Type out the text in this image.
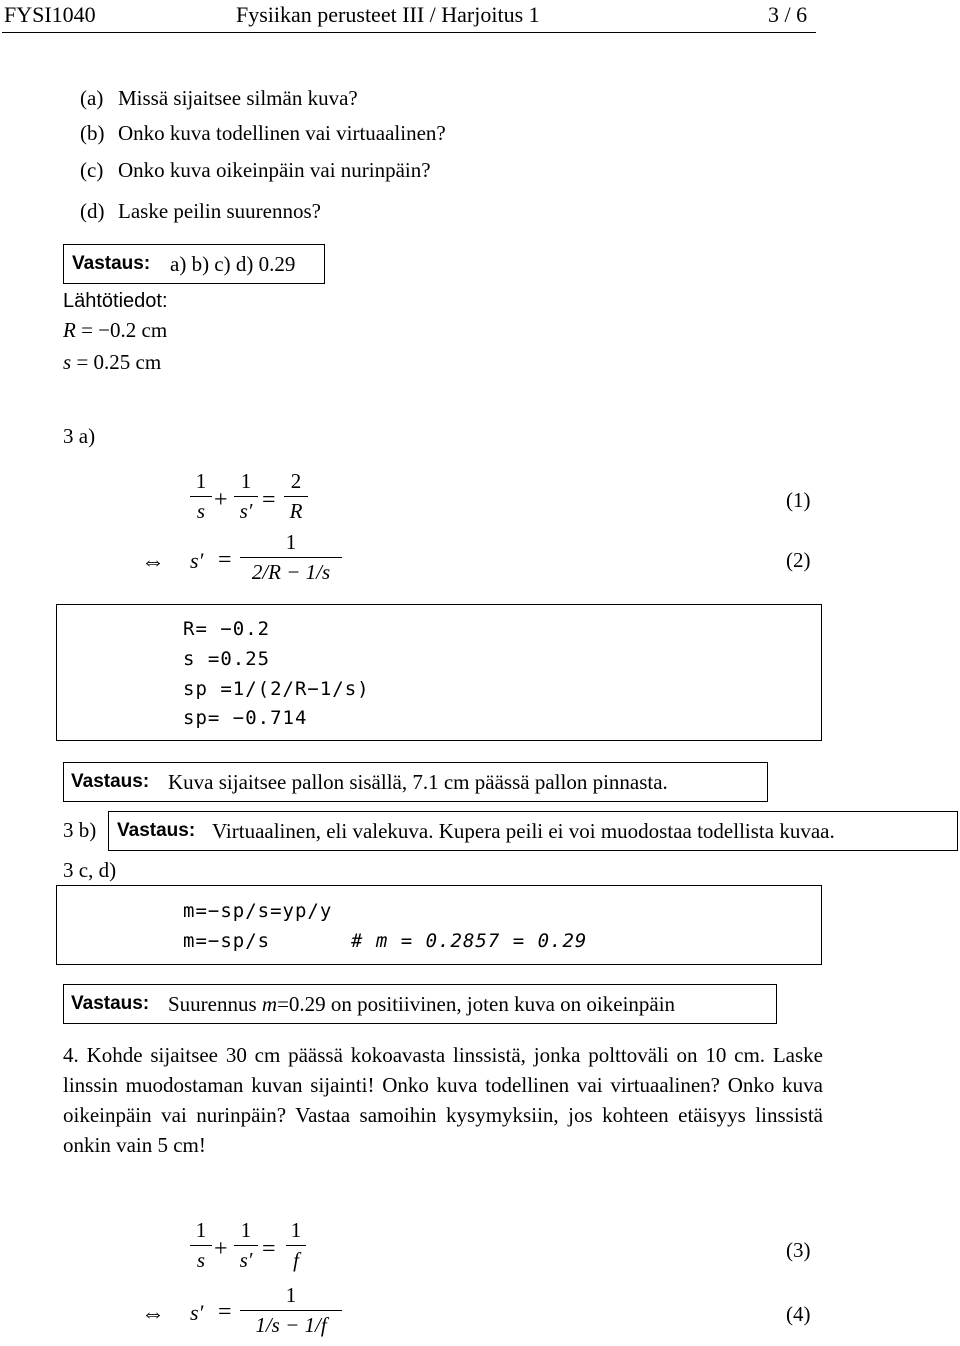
FYSI1040	Fysiikan perusteet III / Harjoitus 1	3 / 6
(a) Missä sijaitsee silmän kuva?
(b) Onko kuva todellinen vai virtuaalinen?
(c) Onko kuva oikeinpäin vai nurinpäin?
(d) Laske peilin suurennos?
Vastaus: a) b) c) d) 0.29
Lähtötiedot:
R = −0.2 cm
s = 0.25 cm
3 a)
1
s +
1
s′ =
2
R	(1)
⇔ s′ =
1
2/R − 1/s
(2)
R= −0.2
s =0.25
sp =1/(2/R−1/s)
sp= −0.714
Vastaus: Kuva sijaitsee pallon sisällä, 7.1 cm päässä pallon pinnasta.
3 b) Vastaus: Virtuaalinen, eli valekuva. Kupera peili ei voi muodostaa todellista kuvaa.
3 c, d)
m=−sp/s=yp/y
m=−sp/s	# m = 0.2857 = 0.29
Vastaus: Suurennus m=0.29 on positiivinen, joten kuva on oikeinpäin
4. Kohde sijaitsee 30 cm päässä kokoavasta linssistä, jonka polttoväli on 10 cm. Laske linssin muodostaman kuvan sijainti! Onko kuva todellinen vai virtuaalinen? Onko kuva oikeinpäin vai nurinpäin? Vastaa samoihin kysymyksiin, jos kohteen etäisyys linssistä onkin vain 5 cm!
1
s +
1
s′ =
1
f	(3)
⇔ s′ =
1
1/s − 1/f	(4)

################

What to do: Quote everything in the listing above exactly; pictures are the only thing to omit.

Output:
Type out the text in this image.
FYSI1040	Fysiikan perusteet III / Harjoitus 1	3 / 6
(a) Missä sijaitsee silmän kuva?
(b) Onko kuva todellinen vai virtuaalinen?
(c) Onko kuva oikeinpäin vai nurinpäin?
(d) Laske peilin suurennos?
Vastaus: a) b) c) d) 0.29
Lähtötiedot:
R = −0.2 cm
s = 0.25 cm
3 a)
1
s +
1
s′ =
2
R	(1)
⇔ s′ =
1
2/R − 1/s
(2)
R= −0.2
s =0.25
sp =1/(2/R−1/s)
sp= −0.714
Vastaus: Kuva sijaitsee pallon sisällä, 7.1 cm päässä pallon pinnasta.
3 b) Vastaus: Virtuaalinen, eli valekuva. Kupera peili ei voi muodostaa todellista kuvaa.
3 c, d)
m=−sp/s=yp/y
m=−sp/s	# m = 0.2857 = 0.29
Vastaus: Suurennus m=0.29 on positiivinen, joten kuva on oikeinpäin
4. Kohde sijaitsee 30 cm päässä kokoavasta linssistä, jonka polttoväli on 10 cm. Laske linssin muodostaman kuvan sijainti! Onko kuva todellinen vai virtuaalinen? Onko kuva oikeinpäin vai nurinpäin? Vastaa samoihin kysymyksiin, jos kohteen etäisyys linssistä onkin vain 5 cm!
1
s +
1
s′ =
1
f	(3)
⇔ s′ =
1
1/s − 1/f	(4)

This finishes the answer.